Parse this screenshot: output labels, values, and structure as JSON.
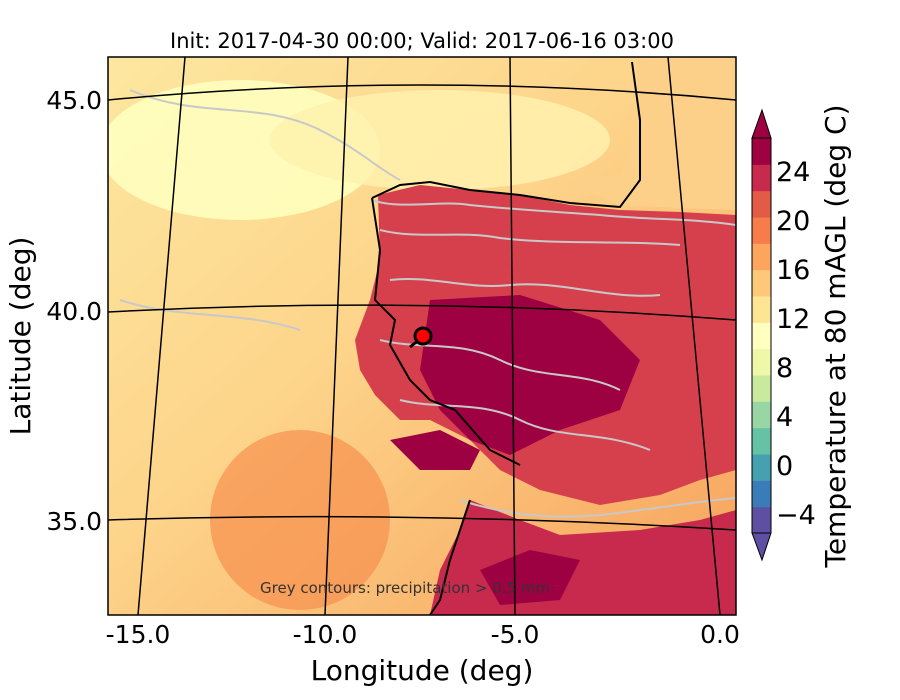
{
  "title": "Init: 2017-04-30 00:00; Valid: 2017-06-16 03:00",
  "xlabel": "Longitude (deg)",
  "ylabel": "Latitude (deg)",
  "x_ticks": [
    "-15.0",
    "-10.0",
    "-5.0",
    "0.0"
  ],
  "y_ticks": [
    "45.0",
    "40.0",
    "35.0"
  ],
  "colorbar": {
    "label": "Temperature at 80 mAGL (deg C)",
    "ticks": [
      "24",
      "20",
      "16",
      "12",
      "8",
      "4",
      "0",
      "−4"
    ],
    "colors": [
      "#5e4fa2",
      "#3a7cb8",
      "#45a0b0",
      "#66c2a5",
      "#98d6a4",
      "#c9e99e",
      "#eef8a8",
      "#ffffbf",
      "#fee593",
      "#fdc877",
      "#fda45d",
      "#f67d4a",
      "#e35a47",
      "#c72a4c",
      "#9e0142"
    ]
  },
  "annotation": "Grey contours: precipitation > 0.5 mm",
  "marker": {
    "label": "site",
    "color": "#ff0000"
  }
}
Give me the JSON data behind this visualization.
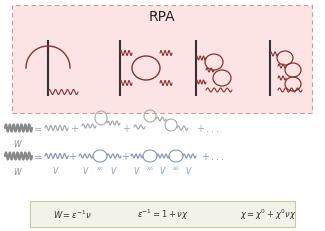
__________
Give the material again exactly as it is, but keep the pictures out.

Parse this screenshot: output labels, values, and structure as JSON.
{
  "title": "Init: 2017-04-30 00:00; Valid: 2017-06-16 03:00",
  "xlabel": "Longitude (deg)",
  "ylabel": "Latitude (deg)",
  "x_ticks": [
    "-15.0",
    "-10.0",
    "-5.0",
    "0.0"
  ],
  "y_ticks": [
    "45.0",
    "40.0",
    "35.0"
  ],
  "colorbar": {
    "label": "Temperature at 80 mAGL (deg C)",
    "ticks": [
      "24",
      "20",
      "16",
      "12",
      "8",
      "4",
      "0",
      "−4"
    ],
    "colors": [
      "#5e4fa2",
      "#3a7cb8",
      "#45a0b0",
      "#66c2a5",
      "#98d6a4",
      "#c9e99e",
      "#eef8a8",
      "#ffffbf",
      "#fee593",
      "#fdc877",
      "#fda45d",
      "#f67d4a",
      "#e35a47",
      "#c72a4c",
      "#9e0142"
    ]
  },
  "annotation": "Grey contours: precipitation > 0.5 mm",
  "marker": {
    "label": "site",
    "color": "#ff0000"
  }
}
Give me the JSON data behind this visualization.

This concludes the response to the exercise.